Items listed in a dataset
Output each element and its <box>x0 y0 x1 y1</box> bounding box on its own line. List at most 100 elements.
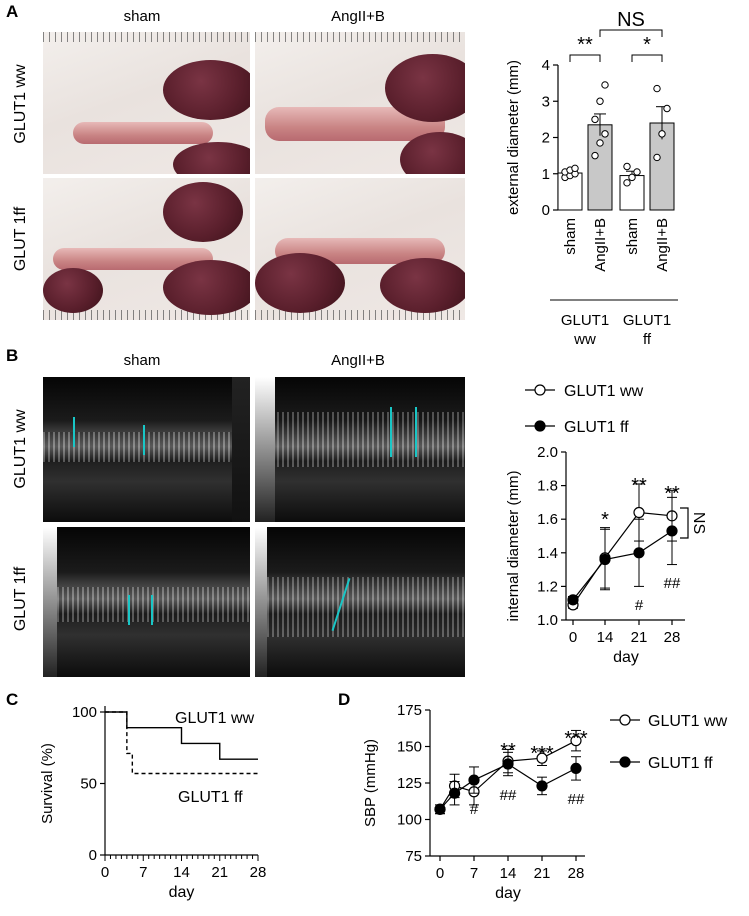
series-line <box>572 511 673 606</box>
data-point <box>434 803 446 815</box>
panel-b-row-ww: GLUT1 ww <box>12 409 29 489</box>
sig-hash: # <box>635 597 644 614</box>
data-point <box>596 97 604 105</box>
data-point <box>468 774 480 786</box>
y-tick-label: 1.0 <box>537 612 558 629</box>
y-tick-label: 1.8 <box>537 478 558 495</box>
x-tick-label: 28 <box>250 864 267 881</box>
legend-marker <box>534 384 546 396</box>
y-tick-label: 0 <box>542 202 550 219</box>
sig-hash: ## <box>664 575 681 592</box>
data-point <box>567 594 579 606</box>
panel-d-label: D <box>338 690 351 709</box>
data-point <box>596 139 604 147</box>
series-line <box>572 530 673 601</box>
legend-label: GLUT1 ww <box>648 713 728 730</box>
photo-ww-sham <box>43 32 250 174</box>
x-tick-label: 21 <box>534 865 551 882</box>
sig-hash: # <box>470 801 479 818</box>
panel-a-chart: 0 1 2 3 4 external diameter (mm) sham AngII+B sh… <box>505 9 678 348</box>
legend-marker <box>619 756 631 768</box>
data-point <box>663 104 671 113</box>
ultrasound-ff-angii <box>255 527 465 677</box>
y-tick-label: 0 <box>89 847 97 864</box>
data-point <box>536 780 548 792</box>
x-tick-label: 0 <box>569 629 577 646</box>
x-tick-label: 21 <box>631 629 648 646</box>
y-tick-label: 4 <box>542 57 550 74</box>
data-point <box>599 553 611 566</box>
x-tick-label: 7 <box>470 865 478 882</box>
sig-ff-bracket <box>631 54 663 62</box>
data-point <box>571 164 579 173</box>
panel-a-row-ww: GLUT1 ww <box>12 64 29 144</box>
ultrasound-ww-angii <box>255 377 465 522</box>
y-tick-label: 150 <box>397 739 422 756</box>
legend-label: GLUT1 ff <box>648 755 713 772</box>
sig-ns-bracket <box>599 29 663 37</box>
legend-marker <box>534 420 546 432</box>
panel-a-label: A <box>6 2 19 21</box>
survival-curve <box>105 711 258 775</box>
photo-ww-angii <box>255 32 465 174</box>
data-point <box>666 525 678 537</box>
panel-b-col-sham: sham <box>123 352 161 369</box>
panel-b-row-ff: GLUT 1ff <box>12 566 29 632</box>
data-point <box>502 758 514 770</box>
data-point <box>623 162 631 171</box>
data-point <box>591 151 599 160</box>
panel-d-chart: 75 100 125 150 175 0 7 14 21 28 day SBP (mmHg) GLUT1… <box>362 702 728 902</box>
x-tick-label: 14 <box>173 864 190 881</box>
sig-star: * <box>601 509 609 531</box>
x-tick-label: 14 <box>597 629 614 646</box>
y-tick-label: 1 <box>542 166 550 183</box>
x-tick-label: 28 <box>664 629 681 646</box>
data-point <box>536 752 548 764</box>
y-tick-label: 50 <box>80 776 97 793</box>
y-tick-label: 1.2 <box>537 578 558 595</box>
x-category-label: AngII+B <box>592 218 609 272</box>
x-tick-label: 14 <box>500 865 517 882</box>
group-label: GLUT1 <box>623 312 671 329</box>
x-tick-label: 0 <box>436 865 444 882</box>
sig-star: ** <box>664 483 680 505</box>
ns-text: NS <box>690 512 707 534</box>
data-point <box>653 84 661 93</box>
data-point <box>570 762 582 775</box>
x-category-label: sham <box>624 218 641 255</box>
data-point <box>623 179 631 187</box>
y-tick-label: 2 <box>542 130 550 147</box>
x-category-label: sham <box>562 218 579 255</box>
photo-ff-angii <box>255 178 465 320</box>
sig-ww-bracket <box>569 54 601 62</box>
ultrasound-ff-sham <box>43 527 250 677</box>
y-axis-label: SBP (mmHg) <box>362 739 379 827</box>
panel-b-col-angii: AngII+B <box>331 352 385 369</box>
data-point <box>633 506 645 519</box>
panel-a-row-ff: GLUT 1ff <box>12 206 29 272</box>
curve-label-ff: GLUT1 ff <box>178 789 243 806</box>
y-tick-label: 1.4 <box>537 545 558 562</box>
y-tick-label: 100 <box>72 704 97 721</box>
sig-ww-text: ** <box>577 34 593 56</box>
group-label: GLUT1 <box>561 312 609 329</box>
data-point <box>633 168 641 176</box>
x-category-label: AngII+B <box>654 218 671 272</box>
y-tick-label: 100 <box>397 812 422 829</box>
legend-marker <box>619 714 631 726</box>
sig-ns-text: NS <box>617 9 645 31</box>
y-tick-label: 3 <box>542 93 550 110</box>
sig-hash: ## <box>568 791 585 808</box>
bar <box>587 124 613 211</box>
y-tick-label: 125 <box>397 775 422 792</box>
data-point <box>628 173 636 182</box>
x-axis-label: day <box>613 649 639 666</box>
group-label: ww <box>573 331 596 348</box>
panel-c-label: C <box>6 690 19 709</box>
data-point <box>653 153 661 162</box>
sig-star: *** <box>530 743 554 765</box>
panel-c-chart: 0 50 100 0 7 14 21 28 day Survival (%) GLUT1 ww GLU… <box>39 704 267 901</box>
x-axis-label: day <box>495 885 521 902</box>
legend-label: GLUT1 ff <box>564 419 629 436</box>
photo-ff-sham <box>43 178 250 320</box>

## Exercise requirements:
Copy the lines of the data starting at the one containing "series-line <box>572 511 673 606</box>" and ending at the one containing "x-tick-label: 28 <box>250 864 267 881</box>", switching every "y-tick-label" to "y-axis-tick" and leaving all else unchanged.

## Task response:
series-line <box>572 511 673 606</box>
data-point <box>434 803 446 815</box>
panel-b-row-ww: GLUT1 ww <box>12 409 29 489</box>
sig-hash: # <box>635 597 644 614</box>
data-point <box>596 97 604 105</box>
data-point <box>468 774 480 786</box>
y-axis-tick: 1.0 <box>537 612 558 629</box>
y-axis-tick: 1.8 <box>537 478 558 495</box>
x-tick-label: 28 <box>250 864 267 881</box>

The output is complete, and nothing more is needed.